* GIVEN INSTRUCTION: Each line containing the word "ratio" needs to be copied.

++++ DATASET RECORDS ++++

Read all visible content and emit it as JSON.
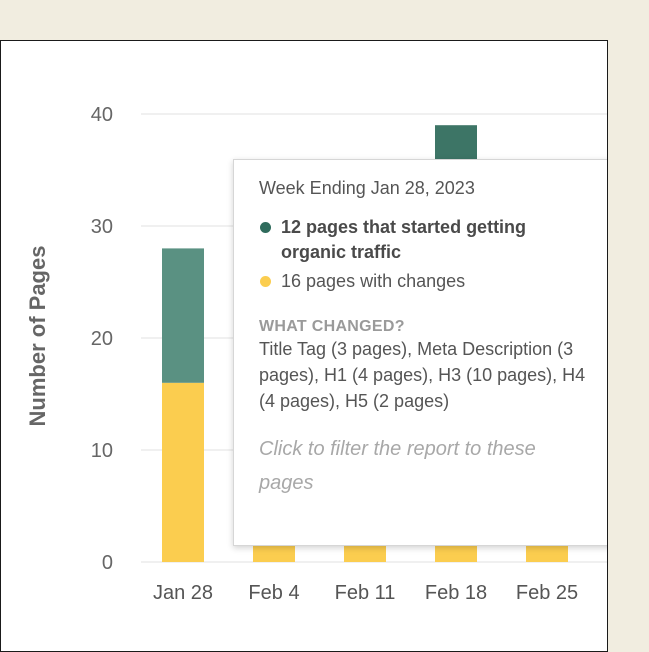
{
  "chart_data": {
    "type": "bar",
    "stacked": true,
    "ylabel": "Number of Pages",
    "ylim": [
      0,
      40
    ],
    "yticks": [
      0,
      10,
      20,
      30,
      40
    ],
    "categories": [
      "Jan 28",
      "Feb 4",
      "Feb 11",
      "Feb 18",
      "Feb 25"
    ],
    "series": [
      {
        "name": "pages with changes",
        "color": "#fbcd4f",
        "values": [
          16,
          2,
          2,
          2,
          2
        ]
      },
      {
        "name": "pages that started getting organic traffic",
        "color": "#5a9182",
        "values": [
          12,
          null,
          null,
          37,
          null
        ]
      }
    ],
    "highlight_color": "#3d7566",
    "grid": true
  },
  "tooltip": {
    "title": "Week Ending Jan 28, 2023",
    "line1": "12 pages that started getting organic traffic",
    "line1_color": "#2f6b5c",
    "line2": "16 pages with changes",
    "line2_color": "#fbcd4f",
    "heading": "WHAT CHANGED?",
    "body": "Title Tag (3 pages), Meta Description (3 pages), H1 (4 pages), H3 (10 pages), H4 (4 pages), H5 (2 pages)",
    "link": "Click to filter the report to these pages"
  }
}
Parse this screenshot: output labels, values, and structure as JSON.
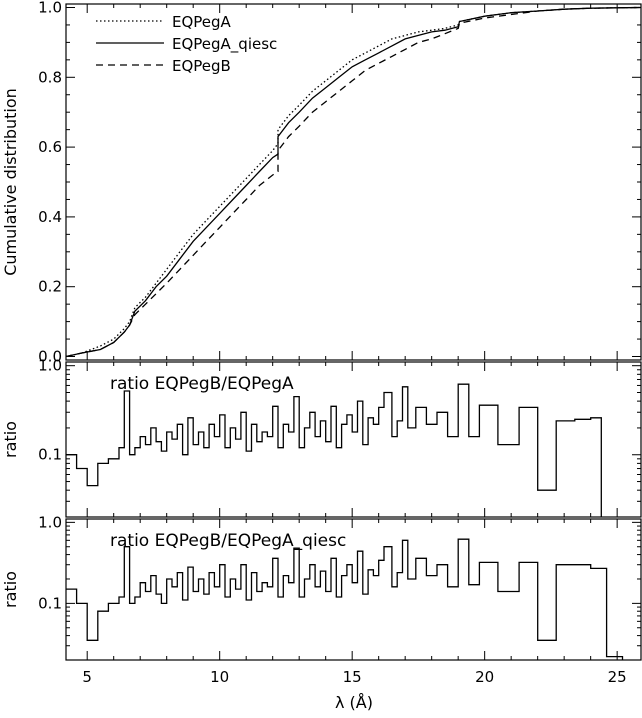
{
  "chart_data": {
    "type": "line",
    "xlabel": "λ (Å)",
    "x_ticks": [
      5,
      10,
      15,
      20,
      25
    ],
    "xlim": [
      4.2,
      25.9
    ],
    "panels": [
      {
        "id": "cumulative",
        "ylabel": "Cumulative distribution",
        "ylim": [
          -0.01,
          1.01
        ],
        "y_scale": "linear",
        "y_ticks": [
          "0.0",
          "0.2",
          "0.4",
          "0.6",
          "0.8",
          "1.0"
        ],
        "y_tick_values": [
          0.0,
          0.2,
          0.4,
          0.6,
          0.8,
          1.0
        ],
        "legend_position": "top-left",
        "series": [
          {
            "name": "EQPegA",
            "style": "dotted",
            "x": [
              4.2,
              4.8,
              5.5,
              6.0,
              6.4,
              6.6,
              6.8,
              7.2,
              7.6,
              8.0,
              8.5,
              9.0,
              9.5,
              10.0,
              10.5,
              11.0,
              11.5,
              12.0,
              12.2,
              12.2,
              12.6,
              13.0,
              13.5,
              14.0,
              14.5,
              15.0,
              15.5,
              16.0,
              16.5,
              17.0,
              17.5,
              18.0,
              18.5,
              19.0,
              19.05,
              20.0,
              21.0,
              22.0,
              23.0,
              24.0,
              25.0,
              25.9
            ],
            "y": [
              0.0,
              0.01,
              0.03,
              0.05,
              0.08,
              0.1,
              0.14,
              0.17,
              0.21,
              0.25,
              0.3,
              0.35,
              0.39,
              0.43,
              0.47,
              0.51,
              0.55,
              0.59,
              0.61,
              0.65,
              0.69,
              0.72,
              0.76,
              0.79,
              0.82,
              0.85,
              0.87,
              0.89,
              0.91,
              0.92,
              0.93,
              0.935,
              0.94,
              0.95,
              0.96,
              0.975,
              0.985,
              0.99,
              0.995,
              0.998,
              0.999,
              1.0
            ]
          },
          {
            "name": "EQPegA_qiesc",
            "style": "solid",
            "x": [
              4.2,
              4.8,
              5.5,
              6.0,
              6.4,
              6.6,
              6.8,
              7.2,
              7.6,
              8.0,
              8.5,
              9.0,
              9.5,
              10.0,
              10.5,
              11.0,
              11.5,
              12.0,
              12.2,
              12.2,
              12.6,
              13.0,
              13.5,
              14.0,
              14.5,
              15.0,
              15.5,
              16.0,
              16.5,
              17.0,
              17.5,
              18.0,
              18.5,
              19.0,
              19.05,
              20.0,
              21.0,
              22.0,
              23.0,
              24.0,
              25.0,
              25.9
            ],
            "y": [
              0.0,
              0.01,
              0.02,
              0.04,
              0.07,
              0.09,
              0.13,
              0.16,
              0.2,
              0.23,
              0.28,
              0.33,
              0.37,
              0.41,
              0.45,
              0.49,
              0.53,
              0.57,
              0.58,
              0.63,
              0.67,
              0.7,
              0.74,
              0.77,
              0.8,
              0.83,
              0.85,
              0.87,
              0.89,
              0.91,
              0.92,
              0.93,
              0.935,
              0.945,
              0.96,
              0.975,
              0.985,
              0.99,
              0.995,
              0.998,
              0.999,
              1.0
            ]
          },
          {
            "name": "EQPegB",
            "style": "dashed",
            "x": [
              4.2,
              4.8,
              5.5,
              6.0,
              6.4,
              6.6,
              6.8,
              7.2,
              7.6,
              8.0,
              8.5,
              9.0,
              9.5,
              10.0,
              10.5,
              11.0,
              11.5,
              12.0,
              12.2,
              12.2,
              12.6,
              13.0,
              13.5,
              14.0,
              14.5,
              15.0,
              15.5,
              16.0,
              16.5,
              17.0,
              17.5,
              18.0,
              18.5,
              19.0,
              19.05,
              20.0,
              21.0,
              22.0,
              23.0,
              24.0,
              25.0,
              25.9
            ],
            "y": [
              0.0,
              0.01,
              0.02,
              0.04,
              0.07,
              0.09,
              0.12,
              0.15,
              0.18,
              0.21,
              0.25,
              0.29,
              0.33,
              0.37,
              0.41,
              0.45,
              0.49,
              0.52,
              0.53,
              0.59,
              0.63,
              0.66,
              0.7,
              0.73,
              0.76,
              0.79,
              0.82,
              0.84,
              0.86,
              0.88,
              0.9,
              0.91,
              0.925,
              0.94,
              0.955,
              0.97,
              0.98,
              0.99,
              0.995,
              0.998,
              0.999,
              1.0
            ]
          }
        ]
      },
      {
        "id": "ratio-a",
        "title": "ratio  EQPegB/EQPegA",
        "ylabel": "ratio",
        "ylim": [
          0.02,
          1.1
        ],
        "y_scale": "log",
        "y_ticks": [
          "0.1",
          "1.0"
        ],
        "y_tick_values": [
          0.1,
          1.0
        ],
        "series": [
          {
            "name": "",
            "style": "steps",
            "x": [
              4.2,
              4.6,
              5.0,
              5.4,
              5.8,
              6.2,
              6.4,
              6.6,
              6.8,
              7.0,
              7.2,
              7.4,
              7.6,
              7.8,
              8.0,
              8.2,
              8.4,
              8.6,
              8.8,
              9.0,
              9.2,
              9.4,
              9.6,
              9.8,
              10.0,
              10.2,
              10.4,
              10.6,
              10.8,
              11.0,
              11.2,
              11.4,
              11.6,
              11.8,
              12.0,
              12.2,
              12.4,
              12.6,
              12.8,
              13.0,
              13.2,
              13.4,
              13.6,
              13.8,
              14.0,
              14.2,
              14.4,
              14.6,
              14.8,
              15.0,
              15.2,
              15.4,
              15.6,
              15.8,
              16.0,
              16.2,
              16.5,
              16.7,
              16.9,
              17.1,
              17.4,
              17.8,
              18.2,
              18.6,
              19.0,
              19.4,
              19.8,
              20.5,
              21.3,
              22.0,
              22.7,
              23.4,
              24.0
            ],
            "y": [
              0.1,
              0.07,
              0.045,
              0.08,
              0.09,
              0.12,
              0.52,
              0.1,
              0.12,
              0.16,
              0.13,
              0.2,
              0.14,
              0.11,
              0.18,
              0.15,
              0.22,
              0.1,
              0.26,
              0.13,
              0.18,
              0.12,
              0.22,
              0.16,
              0.28,
              0.12,
              0.2,
              0.15,
              0.3,
              0.11,
              0.22,
              0.14,
              0.18,
              0.16,
              0.35,
              0.12,
              0.22,
              0.18,
              0.45,
              0.12,
              0.2,
              0.3,
              0.16,
              0.24,
              0.14,
              0.35,
              0.12,
              0.22,
              0.28,
              0.18,
              0.4,
              0.13,
              0.26,
              0.22,
              0.34,
              0.5,
              0.16,
              0.24,
              0.58,
              0.2,
              0.34,
              0.22,
              0.3,
              0.16,
              0.62,
              0.16,
              0.36,
              0.13,
              0.34,
              0.04,
              0.24,
              0.25,
              0.26
            ],
            "x_end": 24.4
          }
        ]
      },
      {
        "id": "ratio-b",
        "title": "ratio  EQPegB/EQPegA_qiesc",
        "ylabel": "ratio",
        "ylim": [
          0.02,
          1.1
        ],
        "y_scale": "log",
        "y_ticks": [
          "0.1",
          "1.0"
        ],
        "y_tick_values": [
          0.1,
          1.0
        ],
        "series": [
          {
            "name": "",
            "style": "steps",
            "x": [
              4.2,
              4.6,
              5.0,
              5.4,
              5.8,
              6.2,
              6.4,
              6.6,
              6.8,
              7.0,
              7.2,
              7.4,
              7.6,
              7.8,
              8.0,
              8.2,
              8.4,
              8.6,
              8.8,
              9.0,
              9.2,
              9.4,
              9.6,
              9.8,
              10.0,
              10.2,
              10.4,
              10.6,
              10.8,
              11.0,
              11.2,
              11.4,
              11.6,
              11.8,
              12.0,
              12.2,
              12.4,
              12.6,
              12.8,
              13.0,
              13.2,
              13.4,
              13.6,
              13.8,
              14.0,
              14.2,
              14.4,
              14.6,
              14.8,
              15.0,
              15.2,
              15.4,
              15.6,
              15.8,
              16.0,
              16.2,
              16.5,
              16.7,
              16.9,
              17.1,
              17.4,
              17.8,
              18.2,
              18.6,
              19.0,
              19.4,
              19.8,
              20.5,
              21.3,
              22.0,
              22.7,
              23.4,
              24.0,
              24.6
            ],
            "y": [
              0.15,
              0.1,
              0.035,
              0.08,
              0.1,
              0.12,
              0.5,
              0.1,
              0.12,
              0.18,
              0.14,
              0.22,
              0.13,
              0.1,
              0.2,
              0.16,
              0.24,
              0.11,
              0.28,
              0.14,
              0.2,
              0.13,
              0.24,
              0.16,
              0.3,
              0.12,
              0.2,
              0.15,
              0.3,
              0.11,
              0.24,
              0.14,
              0.18,
              0.16,
              0.36,
              0.12,
              0.22,
              0.18,
              0.48,
              0.12,
              0.2,
              0.3,
              0.16,
              0.25,
              0.14,
              0.36,
              0.12,
              0.22,
              0.3,
              0.18,
              0.44,
              0.13,
              0.26,
              0.22,
              0.34,
              0.5,
              0.16,
              0.24,
              0.6,
              0.2,
              0.36,
              0.22,
              0.3,
              0.16,
              0.62,
              0.17,
              0.32,
              0.14,
              0.32,
              0.035,
              0.3,
              0.3,
              0.27,
              0.022
            ],
            "x_end": 25.2
          }
        ]
      }
    ]
  }
}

++++

* RESULT BELOW:
        "id": "ratio-a",
        "title": "ratio  EQPegB/EQPegA",
        "ylabel": "ratio",
        "id": "ratio-b",
        "title": "ratio  EQPegB/EQPegA_qiesc",
        "ylabel": "ratio",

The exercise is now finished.